INSTRUCTIONS TO FOLLOW >>
Among the lines listed below, count those that include the string "DRRN", and state only the count.

ITEMS >>
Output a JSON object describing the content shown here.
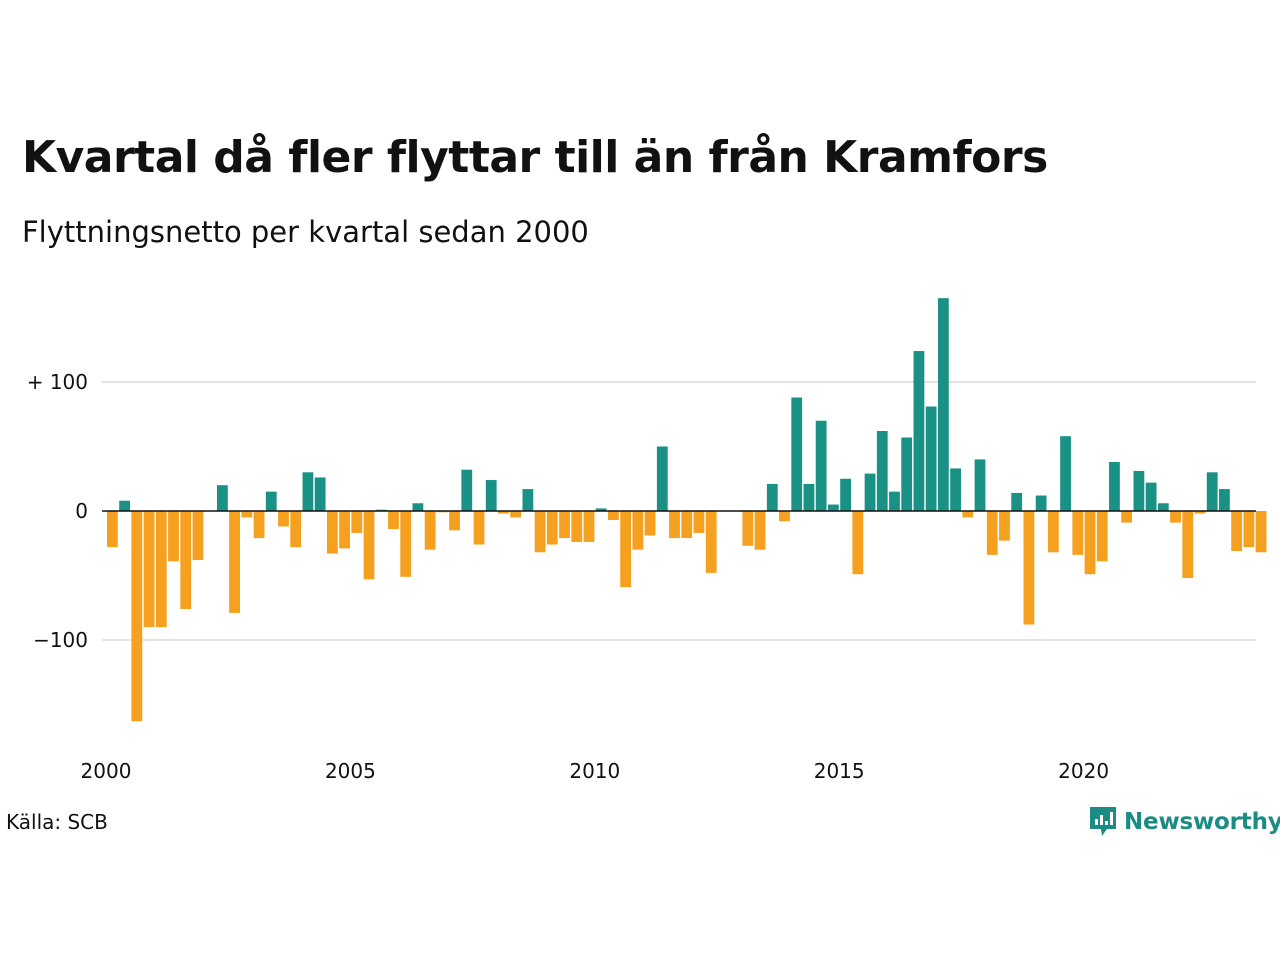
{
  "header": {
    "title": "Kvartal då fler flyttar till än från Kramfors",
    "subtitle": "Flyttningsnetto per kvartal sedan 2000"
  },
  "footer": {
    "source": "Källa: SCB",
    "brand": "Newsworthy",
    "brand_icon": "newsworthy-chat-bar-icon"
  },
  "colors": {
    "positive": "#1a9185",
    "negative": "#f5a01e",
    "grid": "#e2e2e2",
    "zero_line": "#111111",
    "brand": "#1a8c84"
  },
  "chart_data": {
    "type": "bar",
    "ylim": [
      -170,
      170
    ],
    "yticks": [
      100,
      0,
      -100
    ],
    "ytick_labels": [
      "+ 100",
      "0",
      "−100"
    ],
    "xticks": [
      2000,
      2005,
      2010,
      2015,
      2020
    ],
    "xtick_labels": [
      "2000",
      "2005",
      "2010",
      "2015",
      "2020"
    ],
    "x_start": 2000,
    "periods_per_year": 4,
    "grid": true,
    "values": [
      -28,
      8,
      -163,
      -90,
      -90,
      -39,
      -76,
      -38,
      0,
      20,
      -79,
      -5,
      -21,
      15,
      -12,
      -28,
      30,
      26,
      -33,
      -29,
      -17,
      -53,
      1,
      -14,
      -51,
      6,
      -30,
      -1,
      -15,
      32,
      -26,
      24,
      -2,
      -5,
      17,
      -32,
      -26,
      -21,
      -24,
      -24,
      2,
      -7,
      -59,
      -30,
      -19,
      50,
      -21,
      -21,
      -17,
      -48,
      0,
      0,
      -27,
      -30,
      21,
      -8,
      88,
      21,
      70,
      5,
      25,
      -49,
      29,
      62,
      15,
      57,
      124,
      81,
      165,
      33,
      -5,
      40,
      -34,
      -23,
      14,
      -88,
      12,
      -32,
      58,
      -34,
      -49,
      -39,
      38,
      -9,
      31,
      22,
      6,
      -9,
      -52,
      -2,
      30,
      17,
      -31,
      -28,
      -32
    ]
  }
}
* * *
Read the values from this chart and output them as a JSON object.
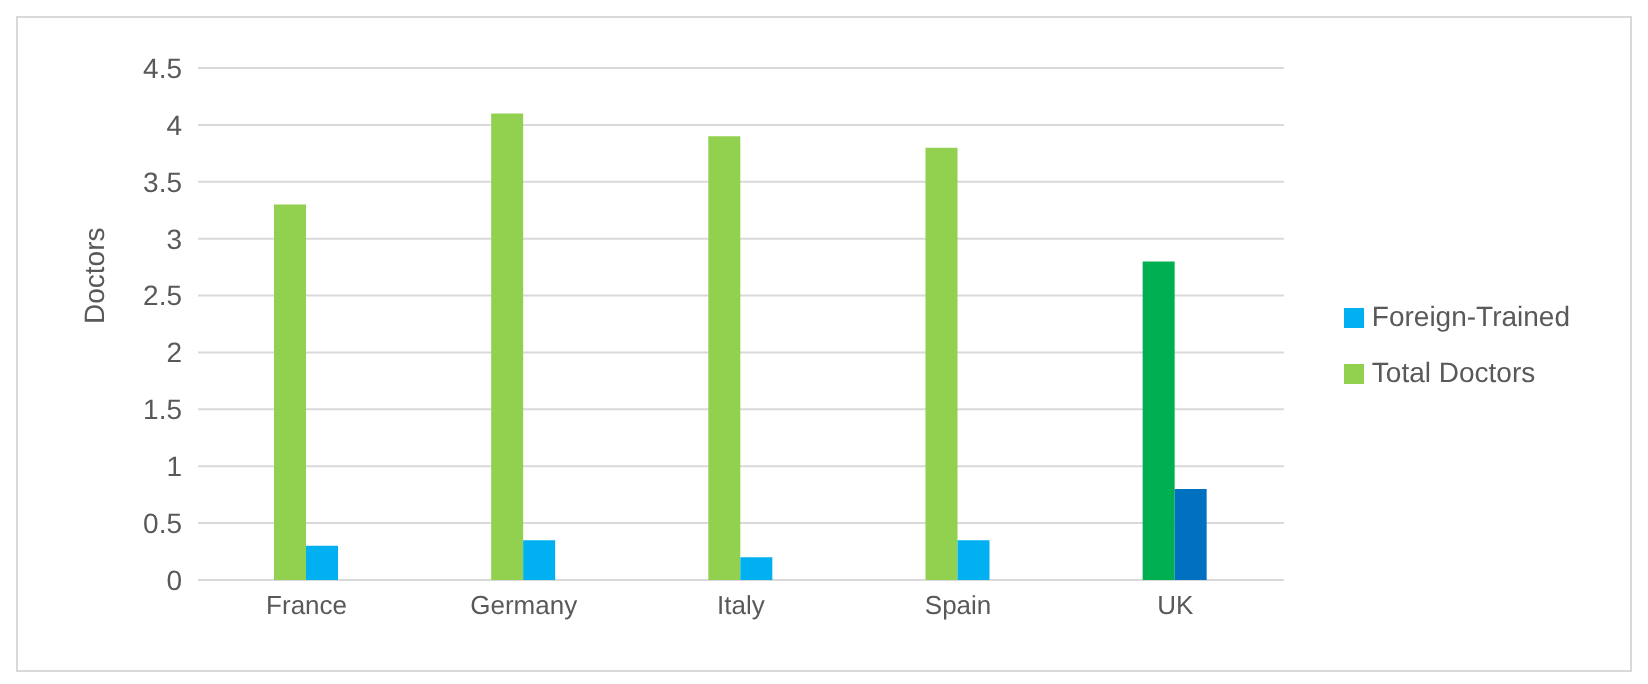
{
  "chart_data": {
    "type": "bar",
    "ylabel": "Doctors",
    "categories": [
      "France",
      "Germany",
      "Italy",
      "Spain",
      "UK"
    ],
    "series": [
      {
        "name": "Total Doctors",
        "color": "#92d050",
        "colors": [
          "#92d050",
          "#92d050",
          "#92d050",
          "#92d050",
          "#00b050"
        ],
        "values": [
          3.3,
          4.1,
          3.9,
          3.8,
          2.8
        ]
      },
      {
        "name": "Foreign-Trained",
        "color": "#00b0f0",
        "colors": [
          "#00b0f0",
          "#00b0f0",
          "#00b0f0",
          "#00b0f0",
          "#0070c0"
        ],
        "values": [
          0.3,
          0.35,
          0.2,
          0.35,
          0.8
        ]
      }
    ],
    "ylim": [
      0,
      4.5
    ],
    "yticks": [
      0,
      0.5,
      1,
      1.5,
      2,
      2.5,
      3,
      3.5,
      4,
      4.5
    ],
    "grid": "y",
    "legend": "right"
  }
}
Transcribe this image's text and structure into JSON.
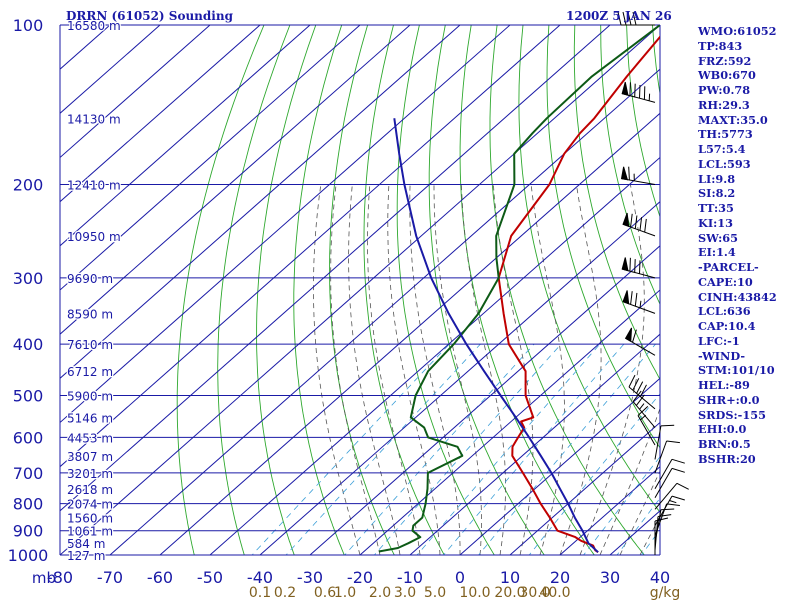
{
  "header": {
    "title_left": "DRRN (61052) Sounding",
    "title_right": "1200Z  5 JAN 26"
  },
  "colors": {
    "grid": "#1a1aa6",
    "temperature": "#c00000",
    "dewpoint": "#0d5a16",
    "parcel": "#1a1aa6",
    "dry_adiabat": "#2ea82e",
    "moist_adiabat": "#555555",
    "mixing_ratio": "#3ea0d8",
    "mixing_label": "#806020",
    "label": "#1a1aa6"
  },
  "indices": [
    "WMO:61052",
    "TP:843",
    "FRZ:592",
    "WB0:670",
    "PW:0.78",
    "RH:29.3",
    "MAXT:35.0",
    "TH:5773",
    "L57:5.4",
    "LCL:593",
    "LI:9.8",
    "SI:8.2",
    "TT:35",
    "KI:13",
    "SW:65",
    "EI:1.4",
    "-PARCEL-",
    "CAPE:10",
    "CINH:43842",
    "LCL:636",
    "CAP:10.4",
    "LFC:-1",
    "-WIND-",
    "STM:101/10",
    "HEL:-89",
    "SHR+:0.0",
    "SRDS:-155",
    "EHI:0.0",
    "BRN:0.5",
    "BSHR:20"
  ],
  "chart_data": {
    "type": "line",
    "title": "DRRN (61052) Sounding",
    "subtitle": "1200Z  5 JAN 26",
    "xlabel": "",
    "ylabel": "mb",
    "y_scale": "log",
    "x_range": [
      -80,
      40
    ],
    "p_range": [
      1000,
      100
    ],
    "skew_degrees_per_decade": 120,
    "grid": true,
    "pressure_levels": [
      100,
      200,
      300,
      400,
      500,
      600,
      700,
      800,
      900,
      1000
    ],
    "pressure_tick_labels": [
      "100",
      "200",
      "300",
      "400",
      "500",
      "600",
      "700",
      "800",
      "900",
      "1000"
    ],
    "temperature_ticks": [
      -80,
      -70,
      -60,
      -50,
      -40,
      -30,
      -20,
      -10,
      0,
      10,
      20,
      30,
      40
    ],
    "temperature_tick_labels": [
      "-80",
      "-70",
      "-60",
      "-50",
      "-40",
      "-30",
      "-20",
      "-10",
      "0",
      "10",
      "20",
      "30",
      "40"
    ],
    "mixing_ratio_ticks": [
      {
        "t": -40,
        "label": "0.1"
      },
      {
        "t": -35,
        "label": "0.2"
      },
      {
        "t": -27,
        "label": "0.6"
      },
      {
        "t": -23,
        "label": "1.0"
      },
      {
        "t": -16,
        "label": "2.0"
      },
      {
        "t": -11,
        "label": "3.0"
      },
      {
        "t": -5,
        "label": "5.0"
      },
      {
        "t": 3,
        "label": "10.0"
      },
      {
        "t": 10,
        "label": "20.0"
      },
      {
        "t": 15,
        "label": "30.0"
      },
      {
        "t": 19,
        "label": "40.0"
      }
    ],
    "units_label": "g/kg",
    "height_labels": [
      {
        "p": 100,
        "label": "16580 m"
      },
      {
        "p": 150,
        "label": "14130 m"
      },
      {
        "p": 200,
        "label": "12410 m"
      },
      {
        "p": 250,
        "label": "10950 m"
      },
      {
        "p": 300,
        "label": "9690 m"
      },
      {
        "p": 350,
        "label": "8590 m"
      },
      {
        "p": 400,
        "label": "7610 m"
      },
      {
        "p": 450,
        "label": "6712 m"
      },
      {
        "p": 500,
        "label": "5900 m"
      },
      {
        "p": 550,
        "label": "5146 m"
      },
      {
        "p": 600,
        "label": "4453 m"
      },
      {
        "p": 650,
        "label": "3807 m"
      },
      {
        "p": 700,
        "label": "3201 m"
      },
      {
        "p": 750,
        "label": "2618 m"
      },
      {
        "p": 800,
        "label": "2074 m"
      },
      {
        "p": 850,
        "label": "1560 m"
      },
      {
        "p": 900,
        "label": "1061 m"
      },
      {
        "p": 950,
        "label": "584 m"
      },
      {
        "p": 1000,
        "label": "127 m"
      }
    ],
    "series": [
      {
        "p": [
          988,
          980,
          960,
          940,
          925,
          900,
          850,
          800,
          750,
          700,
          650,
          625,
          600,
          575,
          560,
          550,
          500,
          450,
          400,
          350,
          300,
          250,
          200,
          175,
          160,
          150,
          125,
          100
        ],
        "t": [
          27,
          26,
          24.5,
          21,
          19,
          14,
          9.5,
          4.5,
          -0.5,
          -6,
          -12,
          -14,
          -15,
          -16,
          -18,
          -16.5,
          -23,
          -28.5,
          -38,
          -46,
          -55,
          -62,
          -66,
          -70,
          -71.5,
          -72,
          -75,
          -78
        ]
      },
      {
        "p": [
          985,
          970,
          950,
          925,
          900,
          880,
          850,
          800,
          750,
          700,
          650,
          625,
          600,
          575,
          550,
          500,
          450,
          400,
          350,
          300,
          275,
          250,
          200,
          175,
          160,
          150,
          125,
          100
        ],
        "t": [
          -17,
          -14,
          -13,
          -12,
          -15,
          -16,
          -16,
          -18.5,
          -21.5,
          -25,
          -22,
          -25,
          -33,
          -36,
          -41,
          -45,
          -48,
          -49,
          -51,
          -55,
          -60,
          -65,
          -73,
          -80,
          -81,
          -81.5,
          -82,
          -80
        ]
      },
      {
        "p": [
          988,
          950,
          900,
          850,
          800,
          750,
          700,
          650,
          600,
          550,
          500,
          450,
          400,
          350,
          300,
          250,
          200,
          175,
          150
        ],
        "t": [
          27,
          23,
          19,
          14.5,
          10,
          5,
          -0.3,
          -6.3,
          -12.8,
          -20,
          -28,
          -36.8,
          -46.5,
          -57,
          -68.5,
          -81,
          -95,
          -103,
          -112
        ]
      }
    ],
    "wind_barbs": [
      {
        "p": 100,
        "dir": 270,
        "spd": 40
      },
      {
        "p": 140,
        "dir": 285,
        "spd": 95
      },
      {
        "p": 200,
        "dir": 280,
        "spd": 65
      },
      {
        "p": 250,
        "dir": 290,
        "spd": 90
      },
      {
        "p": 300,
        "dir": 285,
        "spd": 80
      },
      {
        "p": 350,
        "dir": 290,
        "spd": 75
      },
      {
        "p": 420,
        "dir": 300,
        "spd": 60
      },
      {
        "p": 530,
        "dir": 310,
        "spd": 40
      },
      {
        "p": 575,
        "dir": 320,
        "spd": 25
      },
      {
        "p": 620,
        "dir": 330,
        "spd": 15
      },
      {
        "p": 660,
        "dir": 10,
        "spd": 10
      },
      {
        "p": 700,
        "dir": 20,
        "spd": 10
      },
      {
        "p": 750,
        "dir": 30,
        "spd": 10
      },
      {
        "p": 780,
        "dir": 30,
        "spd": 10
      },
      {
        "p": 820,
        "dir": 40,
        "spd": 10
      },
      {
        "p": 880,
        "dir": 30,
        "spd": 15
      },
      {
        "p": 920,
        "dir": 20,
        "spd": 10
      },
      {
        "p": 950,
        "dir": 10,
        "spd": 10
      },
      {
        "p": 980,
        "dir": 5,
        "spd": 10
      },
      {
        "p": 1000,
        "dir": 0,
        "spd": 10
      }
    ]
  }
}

PROBLEM SOLUTION >>
2